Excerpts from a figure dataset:
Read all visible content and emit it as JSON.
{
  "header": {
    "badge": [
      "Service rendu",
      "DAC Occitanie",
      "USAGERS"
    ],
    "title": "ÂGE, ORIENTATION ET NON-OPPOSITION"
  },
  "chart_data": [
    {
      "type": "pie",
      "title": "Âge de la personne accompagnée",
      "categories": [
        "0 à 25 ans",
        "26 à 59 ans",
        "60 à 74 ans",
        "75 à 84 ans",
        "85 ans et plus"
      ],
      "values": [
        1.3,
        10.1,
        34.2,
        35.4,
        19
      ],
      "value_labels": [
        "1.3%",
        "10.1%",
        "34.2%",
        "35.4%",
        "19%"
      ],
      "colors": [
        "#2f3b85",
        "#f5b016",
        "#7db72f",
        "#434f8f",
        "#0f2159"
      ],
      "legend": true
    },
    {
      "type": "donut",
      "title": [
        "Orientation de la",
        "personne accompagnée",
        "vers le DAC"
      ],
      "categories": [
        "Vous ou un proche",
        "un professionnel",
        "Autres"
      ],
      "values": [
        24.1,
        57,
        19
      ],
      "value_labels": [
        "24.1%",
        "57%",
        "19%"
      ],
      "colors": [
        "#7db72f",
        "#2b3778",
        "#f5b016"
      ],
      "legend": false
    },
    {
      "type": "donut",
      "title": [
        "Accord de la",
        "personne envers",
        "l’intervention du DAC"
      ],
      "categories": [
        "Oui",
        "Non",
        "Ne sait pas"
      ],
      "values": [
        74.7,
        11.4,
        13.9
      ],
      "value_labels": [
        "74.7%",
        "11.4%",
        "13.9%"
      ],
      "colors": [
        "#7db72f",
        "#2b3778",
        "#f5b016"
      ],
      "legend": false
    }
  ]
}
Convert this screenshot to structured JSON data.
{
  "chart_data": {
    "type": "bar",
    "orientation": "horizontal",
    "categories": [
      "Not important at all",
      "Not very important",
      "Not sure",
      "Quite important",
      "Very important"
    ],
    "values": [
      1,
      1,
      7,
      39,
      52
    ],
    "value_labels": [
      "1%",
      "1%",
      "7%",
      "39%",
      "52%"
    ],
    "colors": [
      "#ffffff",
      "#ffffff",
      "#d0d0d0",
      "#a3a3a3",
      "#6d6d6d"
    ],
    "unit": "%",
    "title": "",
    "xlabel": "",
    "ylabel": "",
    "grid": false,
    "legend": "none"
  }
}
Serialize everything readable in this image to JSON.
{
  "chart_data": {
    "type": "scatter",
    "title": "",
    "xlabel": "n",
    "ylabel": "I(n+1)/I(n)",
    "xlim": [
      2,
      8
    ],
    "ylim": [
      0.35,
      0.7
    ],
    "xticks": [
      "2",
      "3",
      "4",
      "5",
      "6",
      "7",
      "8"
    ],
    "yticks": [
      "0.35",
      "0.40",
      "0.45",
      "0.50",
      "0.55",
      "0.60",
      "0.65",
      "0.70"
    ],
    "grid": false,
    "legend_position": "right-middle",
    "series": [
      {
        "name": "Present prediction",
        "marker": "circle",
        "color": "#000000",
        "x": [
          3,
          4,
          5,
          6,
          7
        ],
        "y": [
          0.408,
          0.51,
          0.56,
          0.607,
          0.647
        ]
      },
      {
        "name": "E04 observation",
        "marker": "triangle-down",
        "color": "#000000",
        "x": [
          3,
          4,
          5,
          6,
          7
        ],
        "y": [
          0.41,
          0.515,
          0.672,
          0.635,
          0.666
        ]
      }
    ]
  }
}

> [What you have to do] Print the material verbatim, all of it.

> [Answer to the problem]
Read all visible content and emit it as JSON.
{
  "header": {
    "badge": [
      "Service rendu",
      "DAC Occitanie",
      "USAGERS"
    ],
    "title": "ÂGE, ORIENTATION ET NON-OPPOSITION"
  },
  "chart_data": [
    {
      "type": "pie",
      "title": "Âge de la personne accompagnée",
      "categories": [
        "0 à 25 ans",
        "26 à 59 ans",
        "60 à 74 ans",
        "75 à 84 ans",
        "85 ans et plus"
      ],
      "values": [
        1.3,
        10.1,
        34.2,
        35.4,
        19
      ],
      "value_labels": [
        "1.3%",
        "10.1%",
        "34.2%",
        "35.4%",
        "19%"
      ],
      "colors": [
        "#2f3b85",
        "#f5b016",
        "#7db72f",
        "#434f8f",
        "#0f2159"
      ],
      "legend": true
    },
    {
      "type": "donut",
      "title": [
        "Orientation de la",
        "personne accompagnée",
        "vers le DAC"
      ],
      "categories": [
        "Vous ou un proche",
        "un professionnel",
        "Autres"
      ],
      "values": [
        24.1,
        57,
        19
      ],
      "value_labels": [
        "24.1%",
        "57%",
        "19%"
      ],
      "colors": [
        "#7db72f",
        "#2b3778",
        "#f5b016"
      ],
      "legend": false
    },
    {
      "type": "donut",
      "title": [
        "Accord de la",
        "personne envers",
        "l’intervention du DAC"
      ],
      "categories": [
        "Oui",
        "Non",
        "Ne sait pas"
      ],
      "values": [
        74.7,
        11.4,
        13.9
      ],
      "value_labels": [
        "74.7%",
        "11.4%",
        "13.9%"
      ],
      "colors": [
        "#7db72f",
        "#2b3778",
        "#f5b016"
      ],
      "legend": false
    }
  ]
}
Convert this screenshot to structured JSON data.
{
  "chart_data": {
    "type": "bar",
    "orientation": "horizontal",
    "categories": [
      "Not important at all",
      "Not very important",
      "Not sure",
      "Quite important",
      "Very important"
    ],
    "values": [
      1,
      1,
      7,
      39,
      52
    ],
    "value_labels": [
      "1%",
      "1%",
      "7%",
      "39%",
      "52%"
    ],
    "colors": [
      "#ffffff",
      "#ffffff",
      "#d0d0d0",
      "#a3a3a3",
      "#6d6d6d"
    ],
    "unit": "%",
    "title": "",
    "xlabel": "",
    "ylabel": "",
    "grid": false,
    "legend": "none"
  }
}
Serialize everything readable in this image to JSON.
{
  "chart_data": {
    "type": "scatter",
    "title": "",
    "xlabel": "n",
    "ylabel": "I(n+1)/I(n)",
    "xlim": [
      2,
      8
    ],
    "ylim": [
      0.35,
      0.7
    ],
    "xticks": [
      "2",
      "3",
      "4",
      "5",
      "6",
      "7",
      "8"
    ],
    "yticks": [
      "0.35",
      "0.40",
      "0.45",
      "0.50",
      "0.55",
      "0.60",
      "0.65",
      "0.70"
    ],
    "grid": false,
    "legend_position": "right-middle",
    "series": [
      {
        "name": "Present prediction",
        "marker": "circle",
        "color": "#000000",
        "x": [
          3,
          4,
          5,
          6,
          7
        ],
        "y": [
          0.408,
          0.51,
          0.56,
          0.607,
          0.647
        ]
      },
      {
        "name": "E04 observation",
        "marker": "triangle-down",
        "color": "#000000",
        "x": [
          3,
          4,
          5,
          6,
          7
        ],
        "y": [
          0.41,
          0.515,
          0.672,
          0.635,
          0.666
        ]
      }
    ]
  }
}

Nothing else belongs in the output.